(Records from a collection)
----------

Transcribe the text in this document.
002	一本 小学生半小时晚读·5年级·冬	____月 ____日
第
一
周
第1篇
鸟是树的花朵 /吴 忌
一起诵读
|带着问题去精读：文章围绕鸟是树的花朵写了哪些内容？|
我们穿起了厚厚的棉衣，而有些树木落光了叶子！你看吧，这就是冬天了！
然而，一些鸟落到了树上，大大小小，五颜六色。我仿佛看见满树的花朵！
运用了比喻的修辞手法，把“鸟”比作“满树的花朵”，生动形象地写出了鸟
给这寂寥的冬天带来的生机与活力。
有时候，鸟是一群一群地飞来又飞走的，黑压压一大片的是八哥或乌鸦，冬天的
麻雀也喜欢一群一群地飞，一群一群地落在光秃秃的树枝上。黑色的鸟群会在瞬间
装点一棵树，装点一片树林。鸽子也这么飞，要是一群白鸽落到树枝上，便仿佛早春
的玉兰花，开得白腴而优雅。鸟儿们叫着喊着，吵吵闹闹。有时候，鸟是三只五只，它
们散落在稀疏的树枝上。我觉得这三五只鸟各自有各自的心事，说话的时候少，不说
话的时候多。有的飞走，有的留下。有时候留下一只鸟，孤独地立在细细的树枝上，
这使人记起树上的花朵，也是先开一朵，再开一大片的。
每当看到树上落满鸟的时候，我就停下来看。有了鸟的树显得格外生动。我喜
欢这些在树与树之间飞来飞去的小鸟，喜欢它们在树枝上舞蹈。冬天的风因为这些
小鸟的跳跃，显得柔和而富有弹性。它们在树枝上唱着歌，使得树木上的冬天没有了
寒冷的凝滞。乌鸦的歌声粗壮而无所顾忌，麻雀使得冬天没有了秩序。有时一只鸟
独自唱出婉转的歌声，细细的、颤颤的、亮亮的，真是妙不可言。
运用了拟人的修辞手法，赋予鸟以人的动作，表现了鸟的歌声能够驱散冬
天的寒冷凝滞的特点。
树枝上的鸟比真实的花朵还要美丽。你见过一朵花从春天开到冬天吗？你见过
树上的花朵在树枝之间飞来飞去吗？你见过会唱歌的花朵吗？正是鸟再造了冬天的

----------

▸ Exercise task
Reproduce the data, keeping every line exactly the same.

▸ Solved exercise
Transcribe the text in this document.
002	一本 小学生半小时晚读·5年级·冬	____月 ____日
第
一
周
第1篇
鸟是树的花朵 /吴 忌
一起诵读
|带着问题去精读：文章围绕鸟是树的花朵写了哪些内容？|
我们穿起了厚厚的棉衣，而有些树木落光了叶子！你看吧，这就是冬天了！
然而，一些鸟落到了树上，大大小小，五颜六色。我仿佛看见满树的花朵！
运用了比喻的修辞手法，把“鸟”比作“满树的花朵”，生动形象地写出了鸟
给这寂寥的冬天带来的生机与活力。
有时候，鸟是一群一群地飞来又飞走的，黑压压一大片的是八哥或乌鸦，冬天的
麻雀也喜欢一群一群地飞，一群一群地落在光秃秃的树枝上。黑色的鸟群会在瞬间
装点一棵树，装点一片树林。鸽子也这么飞，要是一群白鸽落到树枝上，便仿佛早春
的玉兰花，开得白腴而优雅。鸟儿们叫着喊着，吵吵闹闹。有时候，鸟是三只五只，它
们散落在稀疏的树枝上。我觉得这三五只鸟各自有各自的心事，说话的时候少，不说
话的时候多。有的飞走，有的留下。有时候留下一只鸟，孤独地立在细细的树枝上，
这使人记起树上的花朵，也是先开一朵，再开一大片的。
每当看到树上落满鸟的时候，我就停下来看。有了鸟的树显得格外生动。我喜
欢这些在树与树之间飞来飞去的小鸟，喜欢它们在树枝上舞蹈。冬天的风因为这些
小鸟的跳跃，显得柔和而富有弹性。它们在树枝上唱着歌，使得树木上的冬天没有了
寒冷的凝滞。乌鸦的歌声粗壮而无所顾忌，麻雀使得冬天没有了秩序。有时一只鸟
独自唱出婉转的歌声，细细的、颤颤的、亮亮的，真是妙不可言。
运用了拟人的修辞手法，赋予鸟以人的动作，表现了鸟的歌声能够驱散冬
天的寒冷凝滞的特点。
树枝上的鸟比真实的花朵还要美丽。你见过一朵花从春天开到冬天吗？你见过
树上的花朵在树枝之间飞来飞去吗？你见过会唱歌的花朵吗？正是鸟再造了冬天的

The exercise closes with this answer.